=== Records shown ===

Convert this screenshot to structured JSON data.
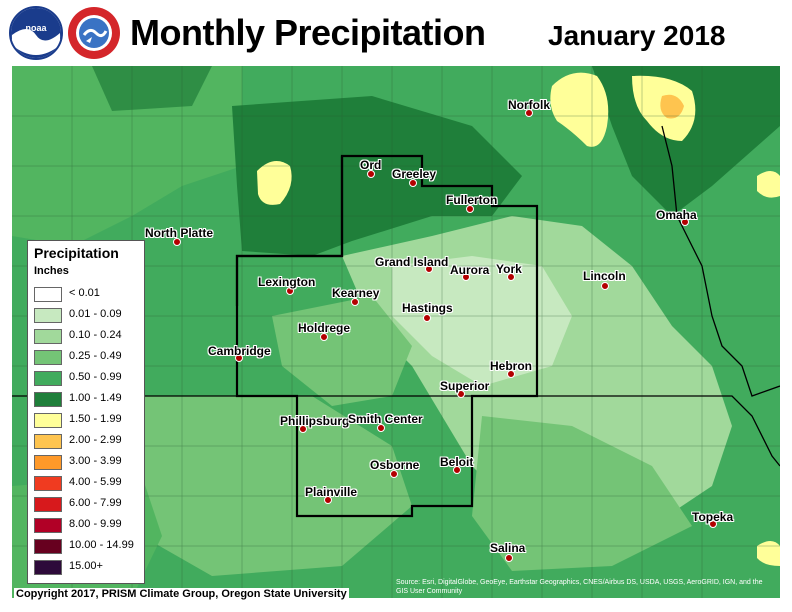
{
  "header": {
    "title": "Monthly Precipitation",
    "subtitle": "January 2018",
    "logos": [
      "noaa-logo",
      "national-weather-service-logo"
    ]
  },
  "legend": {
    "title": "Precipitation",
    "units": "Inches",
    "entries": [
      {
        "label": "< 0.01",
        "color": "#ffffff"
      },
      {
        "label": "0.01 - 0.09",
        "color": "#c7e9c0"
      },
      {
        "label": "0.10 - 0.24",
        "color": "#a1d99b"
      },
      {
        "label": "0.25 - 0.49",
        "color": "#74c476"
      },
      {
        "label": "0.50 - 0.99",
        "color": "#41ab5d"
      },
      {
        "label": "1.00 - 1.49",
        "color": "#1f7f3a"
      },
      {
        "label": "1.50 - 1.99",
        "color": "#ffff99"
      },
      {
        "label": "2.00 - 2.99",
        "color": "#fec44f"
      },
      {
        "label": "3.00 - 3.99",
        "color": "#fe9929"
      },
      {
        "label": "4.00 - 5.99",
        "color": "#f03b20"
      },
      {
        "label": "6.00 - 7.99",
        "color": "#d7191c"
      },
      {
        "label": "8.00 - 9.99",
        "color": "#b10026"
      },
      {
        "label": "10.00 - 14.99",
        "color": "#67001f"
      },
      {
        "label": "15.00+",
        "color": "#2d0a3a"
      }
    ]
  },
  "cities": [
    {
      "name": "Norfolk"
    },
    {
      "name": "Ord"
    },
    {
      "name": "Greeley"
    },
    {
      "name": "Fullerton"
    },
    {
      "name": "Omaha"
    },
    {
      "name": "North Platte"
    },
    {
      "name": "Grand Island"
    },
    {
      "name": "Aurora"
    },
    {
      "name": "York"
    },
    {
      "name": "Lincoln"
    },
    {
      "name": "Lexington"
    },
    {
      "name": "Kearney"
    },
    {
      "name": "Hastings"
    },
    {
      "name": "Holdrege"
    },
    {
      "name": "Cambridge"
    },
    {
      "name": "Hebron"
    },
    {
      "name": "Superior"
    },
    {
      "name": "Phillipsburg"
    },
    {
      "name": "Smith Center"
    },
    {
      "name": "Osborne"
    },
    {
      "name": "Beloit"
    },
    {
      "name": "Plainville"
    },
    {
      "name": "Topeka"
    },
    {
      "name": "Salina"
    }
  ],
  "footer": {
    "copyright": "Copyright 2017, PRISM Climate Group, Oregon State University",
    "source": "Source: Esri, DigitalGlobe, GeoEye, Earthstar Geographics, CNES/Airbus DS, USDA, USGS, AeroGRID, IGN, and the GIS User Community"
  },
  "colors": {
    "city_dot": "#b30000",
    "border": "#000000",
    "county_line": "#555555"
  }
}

===
=== Records shown ===

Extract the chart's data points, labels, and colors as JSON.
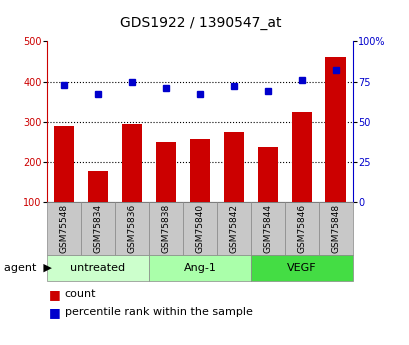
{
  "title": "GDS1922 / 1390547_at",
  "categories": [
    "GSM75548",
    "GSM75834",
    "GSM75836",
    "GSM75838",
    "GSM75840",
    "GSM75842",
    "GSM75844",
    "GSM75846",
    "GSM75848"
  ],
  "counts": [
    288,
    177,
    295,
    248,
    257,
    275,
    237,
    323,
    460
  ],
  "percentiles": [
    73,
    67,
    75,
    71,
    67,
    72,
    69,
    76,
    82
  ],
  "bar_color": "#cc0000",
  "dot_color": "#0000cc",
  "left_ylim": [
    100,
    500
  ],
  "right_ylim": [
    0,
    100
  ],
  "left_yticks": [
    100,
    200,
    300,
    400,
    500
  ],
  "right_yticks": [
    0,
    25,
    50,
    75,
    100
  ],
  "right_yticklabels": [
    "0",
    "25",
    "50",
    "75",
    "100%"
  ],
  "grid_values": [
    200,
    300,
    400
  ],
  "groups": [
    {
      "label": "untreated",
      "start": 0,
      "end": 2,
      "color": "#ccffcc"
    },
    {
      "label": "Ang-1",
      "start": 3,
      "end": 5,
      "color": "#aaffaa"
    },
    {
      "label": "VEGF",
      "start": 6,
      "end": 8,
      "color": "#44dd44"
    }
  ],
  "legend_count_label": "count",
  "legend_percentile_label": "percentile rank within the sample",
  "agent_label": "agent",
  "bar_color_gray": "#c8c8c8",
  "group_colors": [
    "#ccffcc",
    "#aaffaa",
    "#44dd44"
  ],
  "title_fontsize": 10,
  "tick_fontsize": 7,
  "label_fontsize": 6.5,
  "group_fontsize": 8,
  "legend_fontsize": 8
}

===

— Your goal —
Single out each line of the records above with the string "Precipitation" in it, and copy it.

— Answer to this task —
    "title": "Monthly Precipitation",
    "title": "Precipitation",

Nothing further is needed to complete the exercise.